- _INFORMATION PROVIDED_
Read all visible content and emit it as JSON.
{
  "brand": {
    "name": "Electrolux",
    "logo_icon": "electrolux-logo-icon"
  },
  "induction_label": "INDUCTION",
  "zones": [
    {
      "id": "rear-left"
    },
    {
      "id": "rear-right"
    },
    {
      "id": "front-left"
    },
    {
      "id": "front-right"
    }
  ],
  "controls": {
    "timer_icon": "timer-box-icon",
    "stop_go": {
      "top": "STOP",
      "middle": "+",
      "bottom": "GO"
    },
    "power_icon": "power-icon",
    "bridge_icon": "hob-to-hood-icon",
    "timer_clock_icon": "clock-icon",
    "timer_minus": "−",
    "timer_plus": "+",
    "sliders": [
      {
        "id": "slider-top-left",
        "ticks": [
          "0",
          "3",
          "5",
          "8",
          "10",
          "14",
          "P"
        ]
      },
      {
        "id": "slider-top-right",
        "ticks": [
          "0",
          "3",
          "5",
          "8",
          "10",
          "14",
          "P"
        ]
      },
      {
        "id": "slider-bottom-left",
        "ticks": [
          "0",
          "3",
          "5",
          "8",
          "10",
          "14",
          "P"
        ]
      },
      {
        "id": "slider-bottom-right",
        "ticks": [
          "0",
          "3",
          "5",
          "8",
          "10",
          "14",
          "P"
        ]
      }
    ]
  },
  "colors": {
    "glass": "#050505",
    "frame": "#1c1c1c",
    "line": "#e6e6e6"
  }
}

- _OBJECTIVE_
Filter the data for the string "left" and copy every line that has it.

- _COMPLETE ANSWER_
      "id": "rear-left"
      "id": "front-left"
        "id": "slider-top-left",
        "id": "slider-bottom-left",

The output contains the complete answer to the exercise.